● **PAGE TEXT**:
· · · · · · ·

The feed for the process of the invention is suitably the full C5+ fraction of the Fischer-Tropsch process, i.e. no heavy compounds have been removed from the fraction. Other suitable feeds are the full C12+ fraction of the Fischer-Tropsch process or the full C18+ fraction, i.e. the 200 C. plus fraction or the 310 C. plus fraction of the Fischer-Tropsch process. Optionally also the fraction boiling above 380 C., or even boiling above 750 C., may be used. Preferably the full high boiling fraction are used, i.e. no heavy compounds, e.g. C21+ compounds, are removed from the Fischer-Tropsch product. The process of the present invention is preferably carried out with a Fischer-Tropsch feed which is a relatively heavy product. The relatively heavy Fischer-Tropsch product used in step (a) has at least 30 wt %, preferably at least 50 wt %, and more preferably at least 55 wt % of compounds having at least 30 carbon atoms. Furthermore the weight ratio of compounds having at least 60 or more carbon atoms and compounds having at least 30 carbon atoms of the Fischer-Tropsch product is at least 0.2, preferably at least 0.4 and more preferably at least 0.55. Preferably the Fischer-Tropsch product comprises a C20+ fraction having an ASF-alpha value (Anderson-Schulz-Flory chain growth factor derived from the C20 compounds and the C40 compounds of the Fischer-Tropsch product stream) of at least 0.925, preferably at least 0.935, more preferably at least 0.945, even more preferably at least 0.955.

Preferably any compounds having 4 or less carbon atoms and any compounds having a boiling point in that range are separated from a Fischer-Tropsch synthesis product before the Fischer-Tropsch synthesis product is used in step (a) or (b).

· · · · · · ·

(Box annotation data)
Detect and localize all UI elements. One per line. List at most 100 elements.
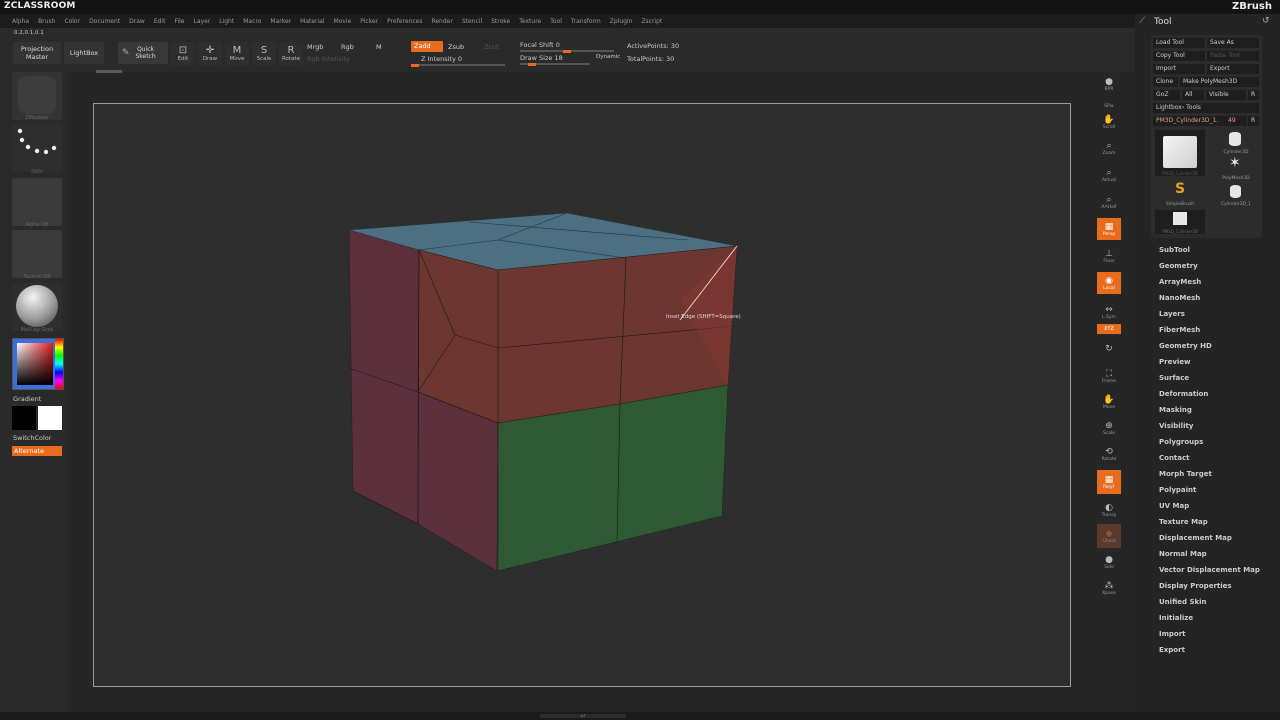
shelf-move-button[interactable]: ✋ Move — [1097, 390, 1121, 414]
tool-palette-title[interactable]: Tool — [1154, 17, 1171, 27]
aahalf-icon: ⌕ — [1106, 194, 1112, 205]
export-button[interactable]: Export — [1207, 64, 1259, 74]
local-label: Local — [1103, 285, 1115, 291]
local-icon: ◉ — [1105, 275, 1113, 286]
goz-all-button[interactable]: All — [1182, 90, 1204, 100]
lsym-button[interactable]: ⇔ L.Sym — [1097, 300, 1121, 324]
subpalette-deformation[interactable]: Deformation — [1159, 390, 1208, 398]
tray-toggle-icon[interactable]: ▴▾ — [540, 714, 626, 719]
lightbox-tools-button[interactable]: Lightbox› Tools — [1153, 103, 1259, 113]
pm3d-cylinder-thumbnail[interactable]: PM3D_Cylinder3D — [1155, 210, 1205, 234]
rotate-axis-button[interactable]: ↻ — [1097, 336, 1121, 362]
subpalette-contact[interactable]: Contact — [1159, 454, 1190, 462]
tool-r-button[interactable]: R — [1248, 116, 1259, 126]
make-polymesh-button[interactable]: Make PolyMesh3D — [1180, 77, 1259, 87]
scroll-button[interactable]: ✋ Scroll — [1097, 110, 1121, 134]
save-as-button[interactable]: Save As — [1207, 38, 1259, 48]
aahalf-button[interactable]: ⌕ AAHalf — [1097, 190, 1121, 214]
frame-button[interactable]: ⛶ Frame — [1097, 364, 1121, 388]
tooltip: Inset Edge (SHIFT=Square) — [666, 314, 741, 320]
subpalette-preview[interactable]: Preview — [1159, 358, 1191, 366]
solo-button[interactable]: ● Solo — [1097, 550, 1121, 574]
goz-r-label: R — [1251, 91, 1256, 98]
subpalette-layers[interactable]: Layers — [1159, 310, 1185, 318]
subpalette-geometry-hd[interactable]: Geometry HD — [1159, 342, 1212, 350]
subpalette-subtool[interactable]: SubTool — [1159, 246, 1190, 254]
subpalette-import[interactable]: Import — [1159, 630, 1186, 638]
bpr-icon: ● — [1105, 76, 1113, 87]
paste-tool-button[interactable]: Paste Tool — [1207, 51, 1259, 61]
current-tool-slider[interactable]: PM3D_Cylinder3D_1. — [1153, 116, 1225, 126]
subpalette-geometry[interactable]: Geometry — [1159, 262, 1198, 270]
subpalette-texture-map[interactable]: Texture Map — [1159, 518, 1208, 526]
goz-visible-button[interactable]: Visible — [1206, 90, 1246, 100]
copy-tool-label: Copy Tool — [1156, 52, 1185, 59]
frame-icon: ⛶ — [1105, 368, 1113, 379]
polymesh3d-thumbnail[interactable]: ✶ PolyMesh3D — [1213, 155, 1259, 181]
actual-icon: ⌕ — [1106, 167, 1112, 178]
transp-icon: ◐ — [1105, 502, 1113, 513]
subpalette-nanomesh[interactable]: NanoMesh — [1159, 294, 1200, 302]
solo-label: Solo — [1104, 564, 1114, 570]
subpalette-polypaint[interactable]: Polypaint — [1159, 486, 1196, 494]
subpalette-initialize[interactable]: Initialize — [1159, 614, 1193, 622]
shelf-rotate-button[interactable]: ⟲ Rotate — [1097, 442, 1121, 466]
current-tool-thumbnail[interactable]: PM3D_Cylinder3D — [1155, 130, 1205, 176]
make-polymesh-label: Make PolyMesh3D — [1183, 78, 1238, 85]
tool-r-label: R — [1251, 117, 1256, 124]
polyf-button[interactable]: ▦ PolyF — [1097, 470, 1121, 494]
ghost-button[interactable]: ◆ Ghost — [1097, 524, 1121, 548]
cube-tool-icon — [1163, 136, 1197, 168]
subpalette-masking[interactable]: Masking — [1159, 406, 1192, 414]
current-tool-label: PM3D_Cylinder3D_1. — [1156, 117, 1219, 124]
subpalette-visibility[interactable]: Visibility — [1159, 422, 1193, 430]
transp-button[interactable]: ◐ Transp — [1097, 498, 1121, 522]
subpalette-unified-skin[interactable]: Unified Skin — [1159, 598, 1207, 606]
cylinder3d-thumbnail[interactable]: Cylinder3D — [1213, 131, 1259, 155]
floor-icon: ⊥ — [1105, 248, 1113, 259]
load-tool-button[interactable]: Load Tool — [1153, 38, 1205, 48]
subpalette-vector-displacement-map[interactable]: Vector Displacement Map — [1159, 566, 1260, 574]
xpose-button[interactable]: ⁂ Xpose — [1097, 576, 1121, 600]
reset-icon[interactable]: ↺ — [1262, 16, 1270, 26]
subpalette-morph-target[interactable]: Morph Target — [1159, 470, 1212, 478]
rotate-axis-icon: ↻ — [1105, 344, 1113, 354]
polyf-label: PolyF — [1103, 484, 1115, 490]
ghost-label: Ghost — [1102, 538, 1116, 544]
zoom-icon: ⌕ — [1106, 140, 1112, 151]
current-tool-value[interactable]: 49 — [1225, 116, 1247, 126]
lsym-icon: ⇔ — [1105, 304, 1113, 315]
copy-tool-button[interactable]: Copy Tool — [1153, 51, 1205, 61]
subpalette-fibermesh[interactable]: FiberMesh — [1159, 326, 1200, 334]
subpalette-polygroups[interactable]: Polygroups — [1159, 438, 1203, 446]
subpalette-normal-map[interactable]: Normal Map — [1159, 550, 1207, 558]
persp-button[interactable]: ▦ Persp — [1097, 218, 1121, 240]
simplebrush-thumbnail[interactable]: S SimpleBrush — [1155, 181, 1205, 207]
subpalette-arraymesh[interactable]: ArrayMesh — [1159, 278, 1201, 286]
goz-button[interactable]: GoZ — [1153, 90, 1180, 100]
xyz-button[interactable]: XYZ — [1097, 324, 1121, 334]
ghost-icon: ◆ — [1105, 528, 1113, 539]
palette-pin-icon[interactable]: ⟋ — [1139, 16, 1145, 26]
subpalette-displacement-map[interactable]: Displacement Map — [1159, 534, 1232, 542]
subpalette-export[interactable]: Export — [1159, 646, 1185, 654]
polymesh-cube[interactable] — [348, 212, 738, 572]
subpalette-display-properties[interactable]: Display Properties — [1159, 582, 1232, 590]
spix-label: SPix — [1104, 103, 1114, 109]
goz-r-button[interactable]: R — [1248, 90, 1259, 100]
clone-button[interactable]: Clone — [1153, 77, 1178, 87]
persp-icon: ▦ — [1104, 221, 1114, 232]
star-icon: ✶ — [1229, 155, 1241, 171]
subpalette-uv-map[interactable]: UV Map — [1159, 502, 1189, 510]
local-button[interactable]: ◉ Local — [1097, 272, 1121, 294]
subpalette-surface[interactable]: Surface — [1159, 374, 1189, 382]
zoom-button[interactable]: ⌕ Zoom — [1097, 136, 1121, 160]
actual-button[interactable]: ⌕ Actual — [1097, 163, 1121, 187]
paste-tool-label: Paste Tool — [1210, 52, 1240, 59]
bpr-button[interactable]: ● BPR — [1097, 72, 1121, 96]
shelf-scale-button[interactable]: ⊕ Scale — [1097, 416, 1121, 440]
import-button[interactable]: Import — [1153, 64, 1205, 74]
xpose-label: Xpose — [1102, 590, 1116, 596]
floor-button[interactable]: ⊥ Floor — [1097, 244, 1121, 268]
cylinder3d-1-thumbnail[interactable]: Cylinder3D_1 — [1213, 183, 1259, 207]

· · · · · · ·

● **THE TASKS**:
**A)** Can you retype the passage on the Fischer-Tropsch feed, beginning at the words "Preferably any compounds" and stopping after "step (a) or (b)."?
**B)** Can you extend the passage on the Fischer-Tropsch feed past its last sentence?

● **RESPONSES TO THE TASKS**:
**A)**
Preferably any compounds having 4 or less carbon atoms and any compounds having a boiling point in that range are separated from a Fischer-Tropsch synthesis product before the Fischer-Tropsch synthesis product is used in step (a) or (b).

**B)**
The Fischer-Tropsch derived feed may be simply split into two equal parts and the two parts are used as feed in steps (a) and (b). For the present invention it is not essential that these two parts are of the same volume. For instance, 25-50 wt % of the total feed may go to step (a) and 50-75 wt % may go to step (b). Furthermore it may be envisaged that the Fischer-Tropsch product from one or more parallel operated Fischer-Tropsch synthesis reactor types, for example slurry bubble or multi-tubular reactor types, are fed to step (a) while one or more other parallel operated Fischer-Tropsch reactors provide the feed for step (b). It may also be envisaged that all the products from all or almost all of the Fischer-Tropsch synthesis reactors are mixed at a so-called common header and that from this combined product the two feeds for step (a) and (b) may be obtained. It is also part of this invention that in addition to step (a) and (b) more parallel operated hydroconversion/hydrocracking reactors are present. It is understood that the Fischer-Tropsch derived feed will then be split over more than two feeds provided that at least two of the reactors operate at a different conversion according to the present invention. The feed streams to step (a) and step (b) may be the same feed streams or different feed streams, but are preferably the same. Preferably each feed stream comprises at least 20 wt % of the feed stream of compounds boiling above 360 C., more preferably at least 40 wt %, even more preferably at least 70 wt %. The feed streams for the steps (a) and (b) may originate from Fischer-Tropsch processes carried out in two different plants, but are preferably from one or more reactors in the same plant. It is observed that the gist of the invention is the optimisation of the yield of gas oils by performing two (or more) hydroconversion/hydrocracking steps. Thus both steps will produce a certain amount of gas oil. It will be clear therefore, that both feed streams at least must contain fractions in the gas oil boiling range. Preferably, the two fractions contain also a fraction boiling above the gas oil boiling range.

The feed for steps (a) and (b) may next to the Fischer-Tropsch derived feed also comprise of mineral crude derived fractions and/or gas field condensates. These additional sulphur containing co-feeds are advantageous when a sulphided catalyst is used in steps (a) and (b). The sulphur in the feed will keep the catalyst in its sulphided form. The sulphur may be removed in a down stream treating unit or, in case the quantities are very low, become part of the product of the present invention.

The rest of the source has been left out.